Exercise aim: Only the pictures are omitted; repeat all other data exactly.

Dataset entries
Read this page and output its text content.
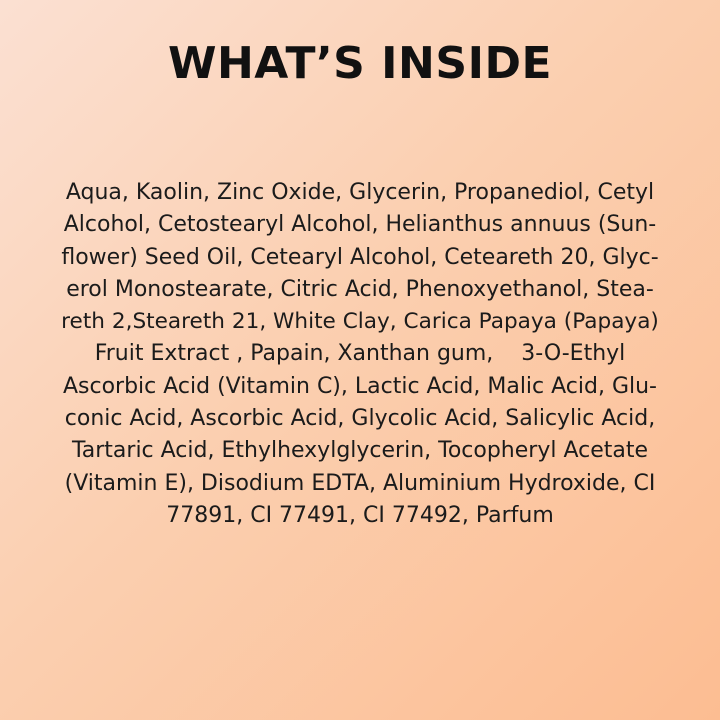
WHAT’S INSIDE

Aqua, Kaolin, Zinc Oxide, Glycerin, Propanediol, Cetyl
Alcohol, Cetostearyl Alcohol, Helianthus annuus (Sun-
flower) Seed Oil, Cetearyl Alcohol, Ceteareth 20, Glyc-
erol Monostearate, Citric Acid, Phenoxyethanol, Stea-
reth 2,Steareth 21, White Clay, Carica Papaya (Papaya)
Fruit Extract , Papain, Xanthan gum,    3-O-Ethyl
Ascorbic Acid (Vitamin C), Lactic Acid, Malic Acid, Glu-
conic Acid, Ascorbic Acid, Glycolic Acid, Salicylic Acid,
Tartaric Acid, Ethylhexylglycerin, Tocopheryl Acetate
(Vitamin E), Disodium EDTA, Aluminium Hydroxide, CI
77891, CI 77491, CI 77492, Parfum
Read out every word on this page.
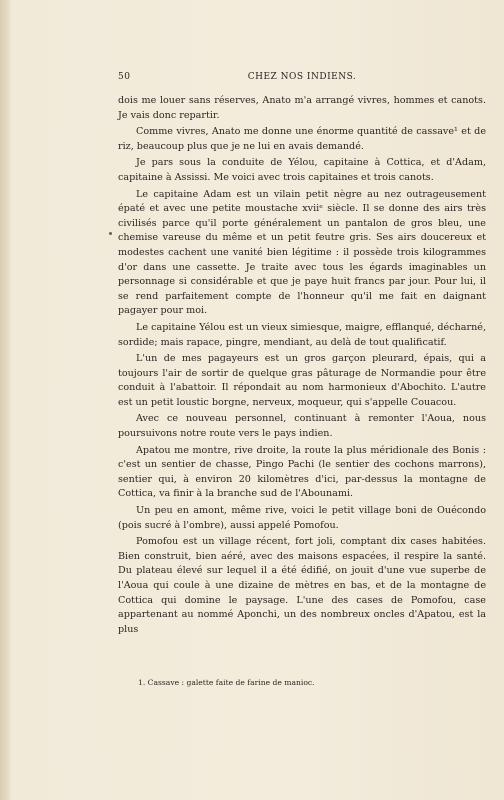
50	CHEZ NOS INDIENS.

dois me louer sans réserves, Anato m'a arrangé vivres, hommes et canots. Je vais donc repartir.

Comme vivres, Anato me donne une énorme quantité de cassave¹ et de riz, beaucoup plus que je ne lui en avais demandé.

Je pars sous la conduite de Yélou, capitaine à Cottica, et d'Adam, capitaine à Assissi. Me voici avec trois capitaines et trois canots.

Le capitaine Adam est un vilain petit nègre au nez outrageusement épaté et avec une petite moustache xviiᵉ siècle. Il se donne des airs très civilisés parce qu'il porte généralement un pantalon de gros bleu, une chemise vareuse du même et un petit feutre gris. Ses airs doucereux et modestes cachent une vanité bien légitime : il possède trois kilogrammes d'or dans une cassette. Je traite avec tous les égards imaginables un personnage si considérable et que je paye huit francs par jour. Pour lui, il se rend parfaitement compte de l'honneur qu'il me fait en daignant pagayer pour moi.

Le capitaine Yélou est un vieux simiesque, maigre, efflanqué, décharné, sordide; mais rapace, pingre, mendiant, au delà de tout qualificatif.

L'un de mes pagayeurs est un gros garçon pleurard, épais, qui a toujours l'air de sortir de quelque gras pâturage de Normandie pour être conduit à l'abattoir. Il répondait au nom harmonieux d'Abochito. L'autre est un petit loustic borgne, nerveux, moqueur, qui s'appelle Couacou.

Avec ce nouveau personnel, continuant à remonter l'Aoua, nous poursuivons notre route vers le pays indien.

Apatou me montre, rive droite, la route la plus méridionale des Bonis : c'est un sentier de chasse, Pingo Pachi (le sentier des cochons marrons), sentier qui, à environ 20 kilomètres d'ici, par-dessus la montagne de Cottica, va finir à la branche sud de l'Abounami.

Un peu en amont, même rive, voici le petit village boni de Ouécondo (pois sucré à l'ombre), aussi appelé Pomofou.

Pomofou est un village récent, fort joli, comptant dix cases habitées. Bien construit, bien aéré, avec des maisons espacées, il respire la santé. Du plateau élevé sur lequel il a été édifié, on jouit d'une vue superbe de l'Aoua qui coule à une dizaine de mètres en bas, et de la montagne de Cottica qui domine le paysage. L'une des cases de Pomofou, case appartenant au nommé Aponchi, un des nombreux oncles d'Apatou, est la plus

1. Cassave : galette faite de farine de manioc.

Full answer:
Read this page and output its text content.
WHAT’S INSIDE

Aqua, Kaolin, Zinc Oxide, Glycerin, Propanediol, Cetyl
Alcohol, Cetostearyl Alcohol, Helianthus annuus (Sun-
flower) Seed Oil, Cetearyl Alcohol, Ceteareth 20, Glyc-
erol Monostearate, Citric Acid, Phenoxyethanol, Stea-
reth 2,Steareth 21, White Clay, Carica Papaya (Papaya)
Fruit Extract , Papain, Xanthan gum,    3-O-Ethyl
Ascorbic Acid (Vitamin C), Lactic Acid, Malic Acid, Glu-
conic Acid, Ascorbic Acid, Glycolic Acid, Salicylic Acid,
Tartaric Acid, Ethylhexylglycerin, Tocopheryl Acetate
(Vitamin E), Disodium EDTA, Aluminium Hydroxide, CI
77891, CI 77491, CI 77492, Parfum
Read out every word on this page.
50	CHEZ NOS INDIENS.

dois me louer sans réserves, Anato m'a arrangé vivres, hommes et canots. Je vais donc repartir.

Comme vivres, Anato me donne une énorme quantité de cassave¹ et de riz, beaucoup plus que je ne lui en avais demandé.

Je pars sous la conduite de Yélou, capitaine à Cottica, et d'Adam, capitaine à Assissi. Me voici avec trois capitaines et trois canots.

Le capitaine Adam est un vilain petit nègre au nez outrageusement épaté et avec une petite moustache xviiᵉ siècle. Il se donne des airs très civilisés parce qu'il porte généralement un pantalon de gros bleu, une chemise vareuse du même et un petit feutre gris. Ses airs doucereux et modestes cachent une vanité bien légitime : il possède trois kilogrammes d'or dans une cassette. Je traite avec tous les égards imaginables un personnage si considérable et que je paye huit francs par jour. Pour lui, il se rend parfaitement compte de l'honneur qu'il me fait en daignant pagayer pour moi.

Le capitaine Yélou est un vieux simiesque, maigre, efflanqué, décharné, sordide; mais rapace, pingre, mendiant, au delà de tout qualificatif.

L'un de mes pagayeurs est un gros garçon pleurard, épais, qui a toujours l'air de sortir de quelque gras pâturage de Normandie pour être conduit à l'abattoir. Il répondait au nom harmonieux d'Abochito. L'autre est un petit loustic borgne, nerveux, moqueur, qui s'appelle Couacou.

Avec ce nouveau personnel, continuant à remonter l'Aoua, nous poursuivons notre route vers le pays indien.

Apatou me montre, rive droite, la route la plus méridionale des Bonis : c'est un sentier de chasse, Pingo Pachi (le sentier des cochons marrons), sentier qui, à environ 20 kilomètres d'ici, par-dessus la montagne de Cottica, va finir à la branche sud de l'Abounami.

Un peu en amont, même rive, voici le petit village boni de Ouécondo (pois sucré à l'ombre), aussi appelé Pomofou.

Pomofou est un village récent, fort joli, comptant dix cases habitées. Bien construit, bien aéré, avec des maisons espacées, il respire la santé. Du plateau élevé sur lequel il a été édifié, on jouit d'une vue superbe de l'Aoua qui coule à une dizaine de mètres en bas, et de la montagne de Cottica qui domine le paysage. L'une des cases de Pomofou, case appartenant au nommé Aponchi, un des nombreux oncles d'Apatou, est la plus

1. Cassave : galette faite de farine de manioc.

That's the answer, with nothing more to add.